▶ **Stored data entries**
☆ ☆ ☆ ☆ ☆ ☆ ☆
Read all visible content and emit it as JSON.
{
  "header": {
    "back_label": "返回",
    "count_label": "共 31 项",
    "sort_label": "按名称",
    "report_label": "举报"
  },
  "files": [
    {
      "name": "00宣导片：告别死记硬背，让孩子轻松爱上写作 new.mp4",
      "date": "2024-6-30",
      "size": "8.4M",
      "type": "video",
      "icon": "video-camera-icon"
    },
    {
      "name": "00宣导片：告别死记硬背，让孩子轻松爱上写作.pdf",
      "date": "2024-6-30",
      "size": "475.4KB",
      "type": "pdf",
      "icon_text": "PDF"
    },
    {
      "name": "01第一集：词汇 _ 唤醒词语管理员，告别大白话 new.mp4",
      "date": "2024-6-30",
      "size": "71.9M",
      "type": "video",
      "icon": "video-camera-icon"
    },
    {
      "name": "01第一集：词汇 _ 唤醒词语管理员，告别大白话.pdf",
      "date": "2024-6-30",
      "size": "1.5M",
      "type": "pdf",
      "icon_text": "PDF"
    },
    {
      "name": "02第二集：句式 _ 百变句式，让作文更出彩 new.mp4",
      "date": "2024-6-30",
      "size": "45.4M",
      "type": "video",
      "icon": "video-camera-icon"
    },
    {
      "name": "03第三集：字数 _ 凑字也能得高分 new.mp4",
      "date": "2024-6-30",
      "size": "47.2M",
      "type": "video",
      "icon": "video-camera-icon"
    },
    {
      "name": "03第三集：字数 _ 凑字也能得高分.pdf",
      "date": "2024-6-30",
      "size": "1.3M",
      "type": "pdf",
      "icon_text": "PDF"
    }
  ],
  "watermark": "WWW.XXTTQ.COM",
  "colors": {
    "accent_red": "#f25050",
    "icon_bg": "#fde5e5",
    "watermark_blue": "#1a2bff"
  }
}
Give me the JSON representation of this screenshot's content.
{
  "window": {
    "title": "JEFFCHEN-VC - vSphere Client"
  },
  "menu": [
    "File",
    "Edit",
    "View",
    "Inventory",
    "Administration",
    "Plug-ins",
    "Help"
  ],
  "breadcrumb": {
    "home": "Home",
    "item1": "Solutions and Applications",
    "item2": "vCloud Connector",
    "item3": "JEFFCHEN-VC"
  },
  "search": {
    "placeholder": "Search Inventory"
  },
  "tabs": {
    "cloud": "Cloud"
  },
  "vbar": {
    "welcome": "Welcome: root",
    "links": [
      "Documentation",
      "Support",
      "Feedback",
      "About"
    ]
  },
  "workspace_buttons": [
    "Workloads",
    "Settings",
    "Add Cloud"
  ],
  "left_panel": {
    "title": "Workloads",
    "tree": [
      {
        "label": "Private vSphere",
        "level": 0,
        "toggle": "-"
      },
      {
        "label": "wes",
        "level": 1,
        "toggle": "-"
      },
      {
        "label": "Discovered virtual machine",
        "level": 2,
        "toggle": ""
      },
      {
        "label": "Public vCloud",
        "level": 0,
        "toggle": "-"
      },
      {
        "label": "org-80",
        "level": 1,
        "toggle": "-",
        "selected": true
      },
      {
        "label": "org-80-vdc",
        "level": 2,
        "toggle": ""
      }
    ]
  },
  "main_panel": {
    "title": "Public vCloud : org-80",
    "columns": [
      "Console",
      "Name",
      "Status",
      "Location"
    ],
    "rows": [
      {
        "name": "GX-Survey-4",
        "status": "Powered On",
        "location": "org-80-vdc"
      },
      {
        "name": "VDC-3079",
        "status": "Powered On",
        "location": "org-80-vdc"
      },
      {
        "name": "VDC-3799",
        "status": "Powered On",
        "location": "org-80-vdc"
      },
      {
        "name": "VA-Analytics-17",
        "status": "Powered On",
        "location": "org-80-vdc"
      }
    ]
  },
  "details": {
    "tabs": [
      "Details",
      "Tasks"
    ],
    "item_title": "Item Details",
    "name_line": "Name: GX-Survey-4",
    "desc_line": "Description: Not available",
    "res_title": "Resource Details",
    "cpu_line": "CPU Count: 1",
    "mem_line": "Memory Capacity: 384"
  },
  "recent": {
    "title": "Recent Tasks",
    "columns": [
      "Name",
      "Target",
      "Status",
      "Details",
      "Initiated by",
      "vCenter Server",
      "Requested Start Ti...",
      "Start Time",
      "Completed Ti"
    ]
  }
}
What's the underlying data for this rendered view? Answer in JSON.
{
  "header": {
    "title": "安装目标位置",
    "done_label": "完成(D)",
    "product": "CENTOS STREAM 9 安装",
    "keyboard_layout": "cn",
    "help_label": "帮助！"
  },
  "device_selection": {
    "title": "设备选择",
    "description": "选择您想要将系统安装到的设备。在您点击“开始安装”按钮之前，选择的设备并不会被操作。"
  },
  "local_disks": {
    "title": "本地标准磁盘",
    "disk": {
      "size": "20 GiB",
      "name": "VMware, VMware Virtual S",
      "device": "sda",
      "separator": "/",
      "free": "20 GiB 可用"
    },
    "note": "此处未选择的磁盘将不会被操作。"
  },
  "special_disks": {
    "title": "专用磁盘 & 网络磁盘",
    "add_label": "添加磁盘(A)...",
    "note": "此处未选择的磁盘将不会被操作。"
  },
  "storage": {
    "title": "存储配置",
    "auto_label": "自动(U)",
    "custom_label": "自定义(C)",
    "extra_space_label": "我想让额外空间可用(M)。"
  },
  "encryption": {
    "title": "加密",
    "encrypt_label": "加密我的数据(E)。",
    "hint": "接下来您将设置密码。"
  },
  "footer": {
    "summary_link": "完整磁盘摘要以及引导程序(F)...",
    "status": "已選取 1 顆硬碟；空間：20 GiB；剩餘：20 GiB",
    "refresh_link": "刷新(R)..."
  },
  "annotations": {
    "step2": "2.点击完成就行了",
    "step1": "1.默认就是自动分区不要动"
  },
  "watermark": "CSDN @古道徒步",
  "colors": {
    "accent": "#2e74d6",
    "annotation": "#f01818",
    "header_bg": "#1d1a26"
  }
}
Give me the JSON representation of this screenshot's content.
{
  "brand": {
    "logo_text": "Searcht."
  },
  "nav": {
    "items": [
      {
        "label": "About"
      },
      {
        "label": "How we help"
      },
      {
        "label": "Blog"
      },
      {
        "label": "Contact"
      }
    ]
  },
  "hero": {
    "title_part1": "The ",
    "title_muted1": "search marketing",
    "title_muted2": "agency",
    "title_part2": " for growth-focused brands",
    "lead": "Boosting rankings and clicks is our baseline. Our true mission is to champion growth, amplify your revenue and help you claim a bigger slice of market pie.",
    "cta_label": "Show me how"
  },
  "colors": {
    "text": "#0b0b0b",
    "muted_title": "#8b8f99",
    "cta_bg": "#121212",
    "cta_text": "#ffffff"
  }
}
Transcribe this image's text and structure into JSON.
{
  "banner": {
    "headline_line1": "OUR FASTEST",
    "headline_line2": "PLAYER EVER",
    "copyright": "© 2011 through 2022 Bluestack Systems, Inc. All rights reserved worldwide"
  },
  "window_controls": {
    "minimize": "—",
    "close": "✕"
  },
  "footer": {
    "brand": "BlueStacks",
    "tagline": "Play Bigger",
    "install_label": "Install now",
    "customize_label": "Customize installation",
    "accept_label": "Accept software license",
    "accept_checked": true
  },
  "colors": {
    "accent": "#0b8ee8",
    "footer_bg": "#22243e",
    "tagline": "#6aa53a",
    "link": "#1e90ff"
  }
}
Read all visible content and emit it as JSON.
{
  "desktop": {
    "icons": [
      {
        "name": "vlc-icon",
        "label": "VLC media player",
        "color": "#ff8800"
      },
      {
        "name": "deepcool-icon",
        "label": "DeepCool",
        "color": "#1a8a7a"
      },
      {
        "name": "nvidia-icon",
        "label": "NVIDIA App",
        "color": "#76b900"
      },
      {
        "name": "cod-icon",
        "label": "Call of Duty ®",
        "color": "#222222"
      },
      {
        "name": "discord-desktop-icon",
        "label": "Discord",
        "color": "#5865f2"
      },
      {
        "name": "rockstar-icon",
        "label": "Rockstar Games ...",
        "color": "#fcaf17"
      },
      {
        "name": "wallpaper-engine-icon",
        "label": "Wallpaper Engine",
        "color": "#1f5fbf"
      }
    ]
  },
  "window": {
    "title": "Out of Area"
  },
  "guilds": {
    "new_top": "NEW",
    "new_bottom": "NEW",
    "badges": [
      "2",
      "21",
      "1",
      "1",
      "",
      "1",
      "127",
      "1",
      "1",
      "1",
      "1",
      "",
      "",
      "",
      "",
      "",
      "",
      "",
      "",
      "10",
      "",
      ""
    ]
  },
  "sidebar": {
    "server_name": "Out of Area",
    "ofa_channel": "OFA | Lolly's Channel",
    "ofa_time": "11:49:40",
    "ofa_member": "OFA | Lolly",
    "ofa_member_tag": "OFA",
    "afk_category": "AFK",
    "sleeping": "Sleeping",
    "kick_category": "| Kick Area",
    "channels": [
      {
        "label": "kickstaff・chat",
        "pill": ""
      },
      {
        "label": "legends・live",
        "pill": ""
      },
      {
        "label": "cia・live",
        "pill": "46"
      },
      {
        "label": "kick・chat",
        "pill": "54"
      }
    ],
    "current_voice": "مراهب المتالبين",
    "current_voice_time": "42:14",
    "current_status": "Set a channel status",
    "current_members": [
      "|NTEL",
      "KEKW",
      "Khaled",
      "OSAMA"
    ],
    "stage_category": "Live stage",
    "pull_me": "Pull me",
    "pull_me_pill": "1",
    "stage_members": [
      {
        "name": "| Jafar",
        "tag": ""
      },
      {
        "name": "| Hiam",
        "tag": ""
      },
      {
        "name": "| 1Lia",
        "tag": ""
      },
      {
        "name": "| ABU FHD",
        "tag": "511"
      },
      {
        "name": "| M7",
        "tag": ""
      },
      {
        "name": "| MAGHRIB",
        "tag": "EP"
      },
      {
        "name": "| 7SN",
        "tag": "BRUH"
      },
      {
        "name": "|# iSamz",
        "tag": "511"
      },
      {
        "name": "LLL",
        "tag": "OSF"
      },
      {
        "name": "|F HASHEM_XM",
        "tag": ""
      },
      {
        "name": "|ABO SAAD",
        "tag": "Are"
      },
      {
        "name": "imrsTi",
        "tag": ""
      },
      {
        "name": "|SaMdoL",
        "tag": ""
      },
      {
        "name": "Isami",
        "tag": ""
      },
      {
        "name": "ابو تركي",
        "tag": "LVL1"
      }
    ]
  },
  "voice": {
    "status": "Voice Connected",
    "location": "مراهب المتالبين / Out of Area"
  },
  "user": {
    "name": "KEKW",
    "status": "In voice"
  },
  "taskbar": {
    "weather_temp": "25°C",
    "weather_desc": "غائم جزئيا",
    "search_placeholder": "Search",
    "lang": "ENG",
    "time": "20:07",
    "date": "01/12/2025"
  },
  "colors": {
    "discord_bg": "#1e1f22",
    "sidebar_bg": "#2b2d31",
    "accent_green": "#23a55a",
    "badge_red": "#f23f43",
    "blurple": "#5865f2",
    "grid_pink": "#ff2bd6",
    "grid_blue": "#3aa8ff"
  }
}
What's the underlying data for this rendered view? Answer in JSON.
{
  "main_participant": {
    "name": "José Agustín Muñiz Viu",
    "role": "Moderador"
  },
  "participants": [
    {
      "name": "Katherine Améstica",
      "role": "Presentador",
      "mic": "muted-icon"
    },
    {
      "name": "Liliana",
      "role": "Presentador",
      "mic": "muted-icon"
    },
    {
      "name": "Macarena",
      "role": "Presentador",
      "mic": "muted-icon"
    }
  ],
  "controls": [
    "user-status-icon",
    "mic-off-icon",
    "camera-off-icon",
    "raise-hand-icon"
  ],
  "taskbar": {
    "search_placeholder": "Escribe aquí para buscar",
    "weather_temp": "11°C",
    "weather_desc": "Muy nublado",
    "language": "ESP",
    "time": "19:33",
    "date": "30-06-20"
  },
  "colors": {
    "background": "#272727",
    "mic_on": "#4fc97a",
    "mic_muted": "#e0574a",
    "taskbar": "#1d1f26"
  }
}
☆ ☆ ☆ ☆ ☆ ☆ ☆
▶ **Task to carry out**
Going over the lines above, work out how many include "tagline", then give only that number.

▶ **Worked answer**
2